::: EXTRACTED INFORMATION
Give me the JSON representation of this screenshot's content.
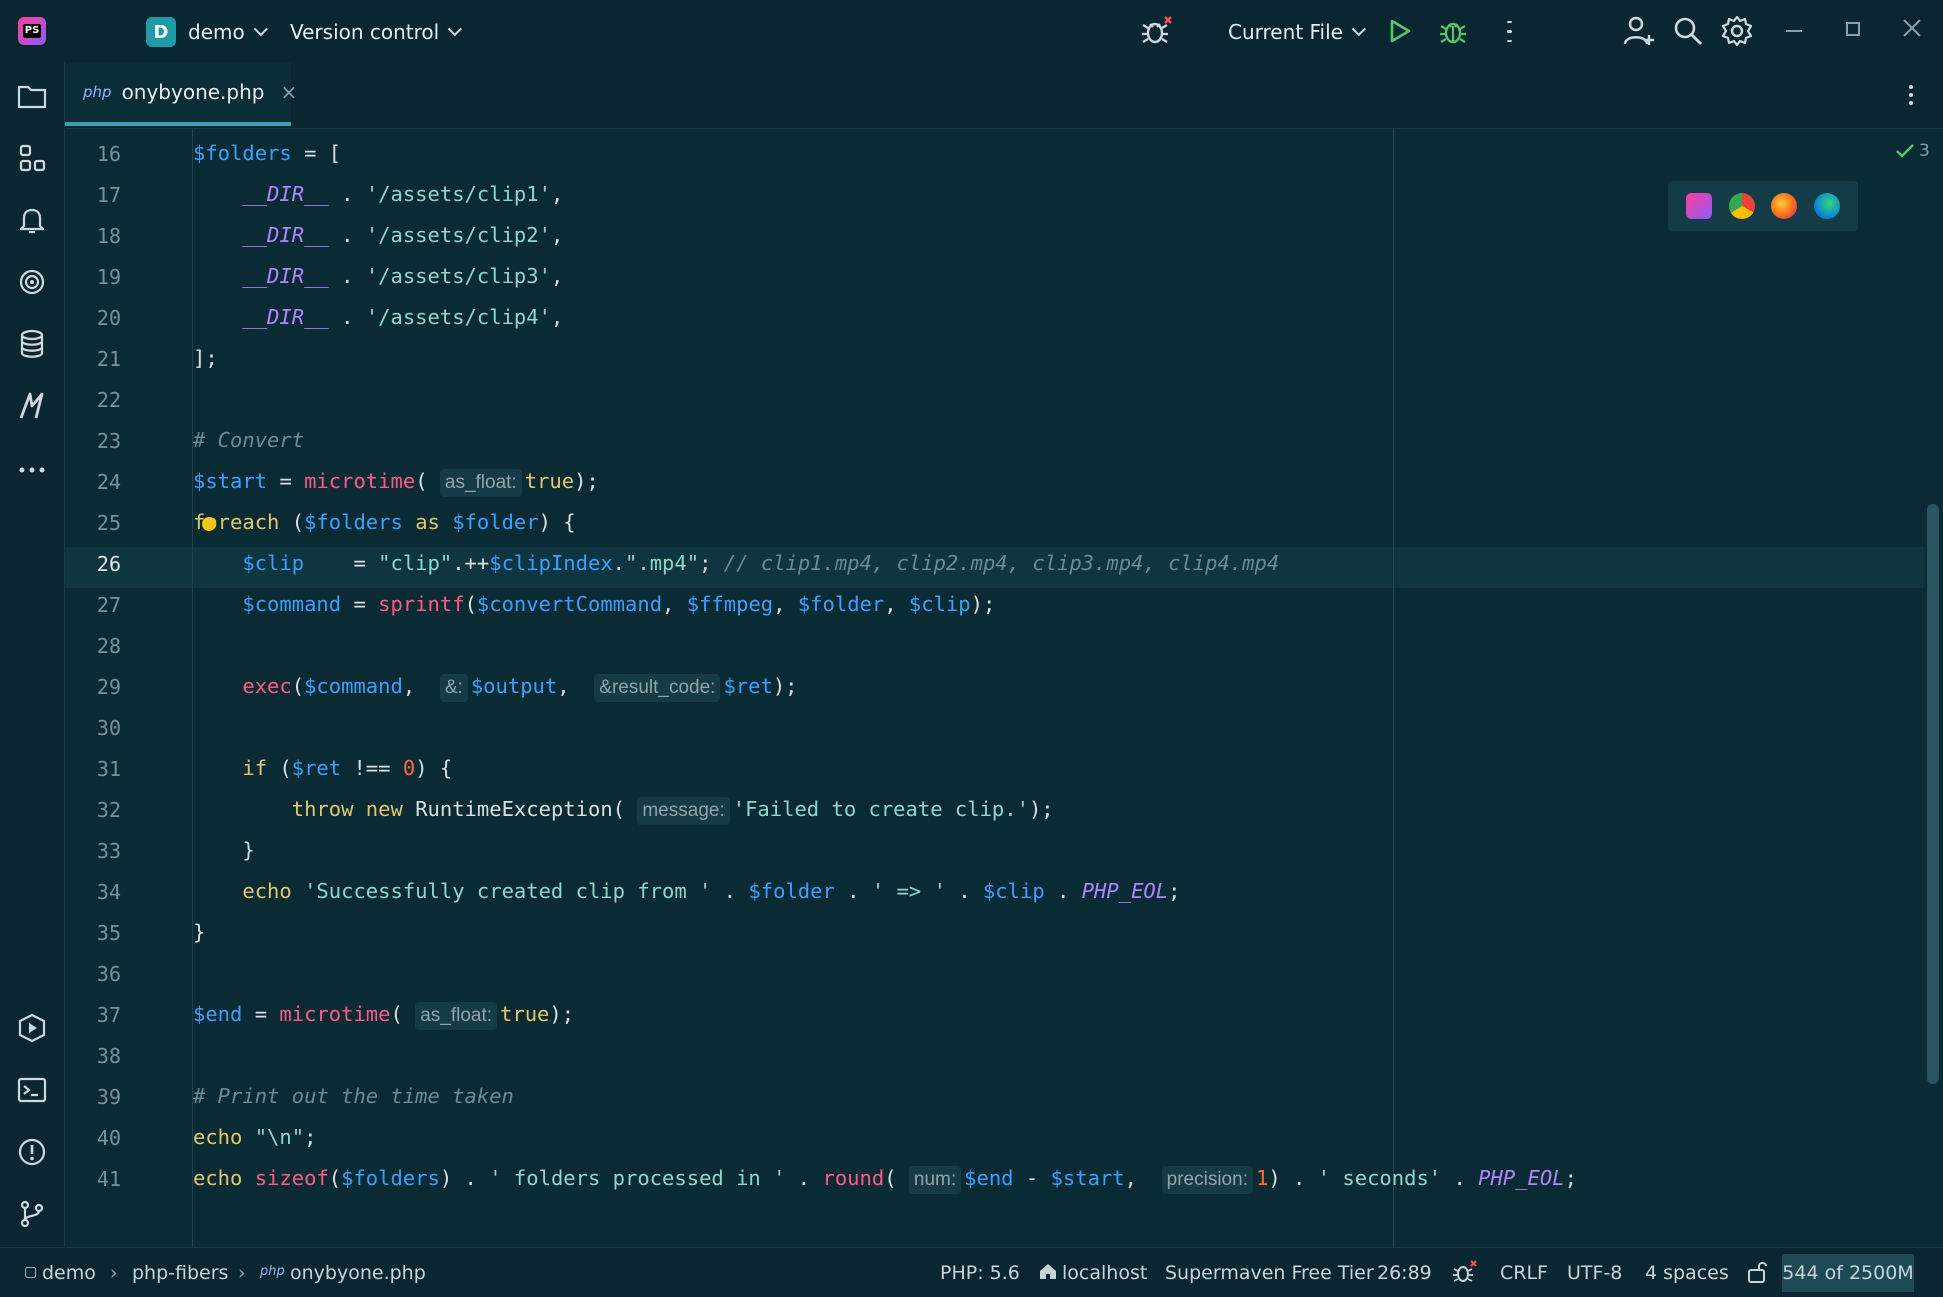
{
  "titlebar": {
    "logo_text": "PS",
    "project_badge": "D",
    "project_name": "demo",
    "version_control": "Version control",
    "run_config": "Current File"
  },
  "tab": {
    "lang_badge": "php",
    "file_name": "onybyone.php",
    "close_glyph": "×"
  },
  "editor": {
    "inspection_count": "3",
    "line_numbers": [
      "16",
      "17",
      "18",
      "19",
      "20",
      "21",
      "22",
      "23",
      "24",
      "25",
      "26",
      "27",
      "28",
      "29",
      "30",
      "31",
      "32",
      "33",
      "34",
      "35",
      "36",
      "37",
      "38",
      "39",
      "40",
      "41"
    ],
    "current_line": "26",
    "hints": {
      "as_float": "as_float:",
      "ref": "&:",
      "result_code": "&result_code:",
      "message": "message:",
      "num": "num:",
      "precision": "precision:"
    }
  },
  "statusbar": {
    "breadcrumb": [
      "demo",
      "php-fibers",
      "onybyone.php"
    ],
    "php_version": "PHP: 5.6",
    "server": "localhost",
    "plugin": "Supermaven Free Tier",
    "position": "26:89",
    "line_ending": "CRLF",
    "encoding": "UTF-8",
    "indent": "4 spaces",
    "memory": "544 of 2500M"
  },
  "colors": {
    "background": "#0b2b34",
    "variable": "#3aa0ff",
    "string": "#8fd8c9",
    "keyword": "#e0c86a",
    "function": "#ff5a8a",
    "comment": "#6c8a91",
    "number": "#ff6a3d",
    "constant": "#b085ff"
  },
  "icons": [
    "phpstorm-logo",
    "menu-icon",
    "bug-icon",
    "run-icon",
    "debug-icon",
    "more-icon",
    "add-user-icon",
    "search-icon",
    "gear-icon",
    "folder-icon",
    "structure-icon",
    "bell-icon",
    "ai-icon",
    "database-icon",
    "jetbrains-ai-icon",
    "more-tools-icon",
    "services-icon",
    "terminal-icon",
    "problems-icon",
    "git-icon"
  ]
}
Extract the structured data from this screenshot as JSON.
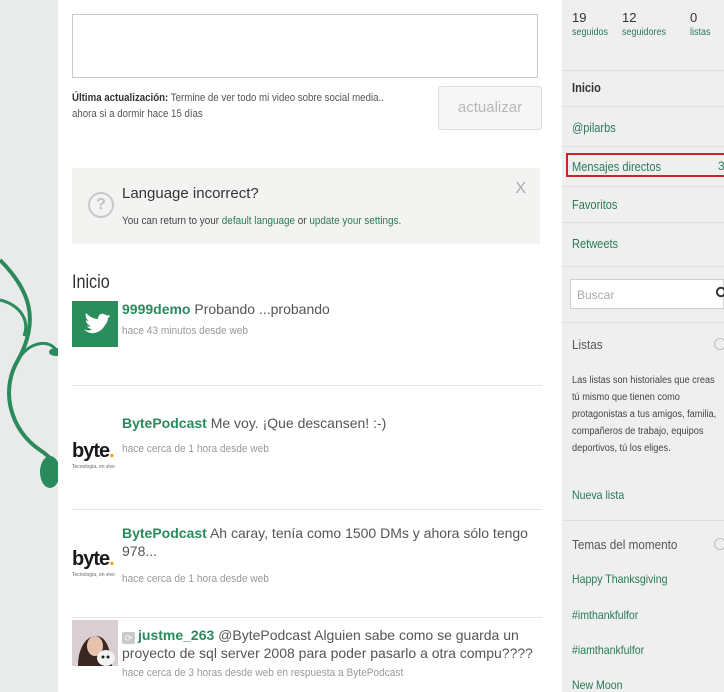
{
  "status": {
    "last_update_label": "Última actualización:",
    "last_update_text": "Termine de ver todo mi video sobre social media.. ahora si a dormir",
    "last_update_time": "hace 15 días",
    "update_button": "actualizar"
  },
  "language_notice": {
    "title": "Language incorrect?",
    "text_before": "You can return to your ",
    "link_default": "default language",
    "text_mid": " or ",
    "link_settings": "update your settings",
    "text_after": ".",
    "close": "X"
  },
  "feed": {
    "title": "Inicio",
    "tweets": [
      {
        "user": "9999demo",
        "text": "Probando ...probando",
        "meta": "hace 43 minutos desde web"
      },
      {
        "user": "BytePodcast",
        "text": "Me voy. ¡Que descansen! :-)",
        "meta": "hace cerca de 1 hora desde web"
      },
      {
        "user": "BytePodcast",
        "text": "Ah caray, tenía como 1500 DMs y ahora sólo tengo 978...",
        "meta": "hace cerca de 1 hora desde web"
      },
      {
        "user": "justme_263",
        "text": "@BytePodcast Alguien sabe como se guarda un proyecto de sql server 2008 para poder pasarlo a otra compu????",
        "meta": "hace cerca de 3 horas desde web en respuesta a BytePodcast"
      }
    ]
  },
  "byte_logo": {
    "word": "byte",
    "dot": ".",
    "tagline": "Tecnología, en vivo"
  },
  "sidebar": {
    "stats": [
      {
        "num": "19",
        "label": "seguidos"
      },
      {
        "num": "12",
        "label": "seguidores"
      },
      {
        "num": "0",
        "label": "listas"
      }
    ],
    "nav": [
      "Inicio",
      "@pilarbs",
      "Mensajes directos",
      "Favoritos",
      "Retweets"
    ],
    "dm_count": "3",
    "search_placeholder": "Buscar",
    "lists_heading": "Listas",
    "lists_description": "Las listas son historiales que creas tú mismo que tienen como protagonistas a tus amigos, familia, compañeros de trabajo, equipos deportivos, tú los eliges.",
    "new_list": "Nueva lista",
    "trends_heading": "Temas del momento",
    "trends": [
      "Happy Thanksgiving",
      "#imthankfulfor",
      "#iamthankfulfor",
      "New Moon"
    ]
  },
  "colors": {
    "link_green": "#2a7a56",
    "highlight_red": "#d0202c",
    "sidebar_bg": "#efefef"
  }
}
::::::
EXERCISE -> Every record above must be given again exactly; drop the pictures.

EXERCISE SOLUTION ->
Give me the JSON representation of this screenshot's content.
{
  "titlebar": {
    "logo_text": "PS",
    "project_badge": "D",
    "project_name": "demo",
    "version_control": "Version control",
    "run_config": "Current File"
  },
  "tab": {
    "lang_badge": "php",
    "file_name": "onybyone.php",
    "close_glyph": "×"
  },
  "editor": {
    "inspection_count": "3",
    "line_numbers": [
      "16",
      "17",
      "18",
      "19",
      "20",
      "21",
      "22",
      "23",
      "24",
      "25",
      "26",
      "27",
      "28",
      "29",
      "30",
      "31",
      "32",
      "33",
      "34",
      "35",
      "36",
      "37",
      "38",
      "39",
      "40",
      "41"
    ],
    "current_line": "26",
    "hints": {
      "as_float": "as_float:",
      "ref": "&:",
      "result_code": "&result_code:",
      "message": "message:",
      "num": "num:",
      "precision": "precision:"
    }
  },
  "statusbar": {
    "breadcrumb": [
      "demo",
      "php-fibers",
      "onybyone.php"
    ],
    "php_version": "PHP: 5.6",
    "server": "localhost",
    "plugin": "Supermaven Free Tier",
    "position": "26:89",
    "line_ending": "CRLF",
    "encoding": "UTF-8",
    "indent": "4 spaces",
    "memory": "544 of 2500M"
  },
  "colors": {
    "background": "#0b2b34",
    "variable": "#3aa0ff",
    "string": "#8fd8c9",
    "keyword": "#e0c86a",
    "function": "#ff5a8a",
    "comment": "#6c8a91",
    "number": "#ff6a3d",
    "constant": "#b085ff"
  },
  "icons": [
    "phpstorm-logo",
    "menu-icon",
    "bug-icon",
    "run-icon",
    "debug-icon",
    "more-icon",
    "add-user-icon",
    "search-icon",
    "gear-icon",
    "folder-icon",
    "structure-icon",
    "bell-icon",
    "ai-icon",
    "database-icon",
    "jetbrains-ai-icon",
    "more-tools-icon",
    "services-icon",
    "terminal-icon",
    "problems-icon",
    "git-icon"
  ]
}
Extract the structured data from this screenshot as JSON.
{
  "status": {
    "last_update_label": "Última actualización:",
    "last_update_text": "Termine de ver todo mi video sobre social media.. ahora si a dormir",
    "last_update_time": "hace 15 días",
    "update_button": "actualizar"
  },
  "language_notice": {
    "title": "Language incorrect?",
    "text_before": "You can return to your ",
    "link_default": "default language",
    "text_mid": " or ",
    "link_settings": "update your settings",
    "text_after": ".",
    "close": "X"
  },
  "feed": {
    "title": "Inicio",
    "tweets": [
      {
        "user": "9999demo",
        "text": "Probando ...probando",
        "meta": "hace 43 minutos desde web"
      },
      {
        "user": "BytePodcast",
        "text": "Me voy. ¡Que descansen! :-)",
        "meta": "hace cerca de 1 hora desde web"
      },
      {
        "user": "BytePodcast",
        "text": "Ah caray, tenía como 1500 DMs y ahora sólo tengo 978...",
        "meta": "hace cerca de 1 hora desde web"
      },
      {
        "user": "justme_263",
        "text": "@BytePodcast Alguien sabe como se guarda un proyecto de sql server 2008 para poder pasarlo a otra compu????",
        "meta": "hace cerca de 3 horas desde web en respuesta a BytePodcast"
      }
    ]
  },
  "byte_logo": {
    "word": "byte",
    "dot": ".",
    "tagline": "Tecnología, en vivo"
  },
  "sidebar": {
    "stats": [
      {
        "num": "19",
        "label": "seguidos"
      },
      {
        "num": "12",
        "label": "seguidores"
      },
      {
        "num": "0",
        "label": "listas"
      }
    ],
    "nav": [
      "Inicio",
      "@pilarbs",
      "Mensajes directos",
      "Favoritos",
      "Retweets"
    ],
    "dm_count": "3",
    "search_placeholder": "Buscar",
    "lists_heading": "Listas",
    "lists_description": "Las listas son historiales que creas tú mismo que tienen como protagonistas a tus amigos, familia, compañeros de trabajo, equipos deportivos, tú los eliges.",
    "new_list": "Nueva lista",
    "trends_heading": "Temas del momento",
    "trends": [
      "Happy Thanksgiving",
      "#imthankfulfor",
      "#iamthankfulfor",
      "New Moon"
    ]
  },
  "colors": {
    "link_green": "#2a7a56",
    "highlight_red": "#d0202c",
    "sidebar_bg": "#efefef"
  }
}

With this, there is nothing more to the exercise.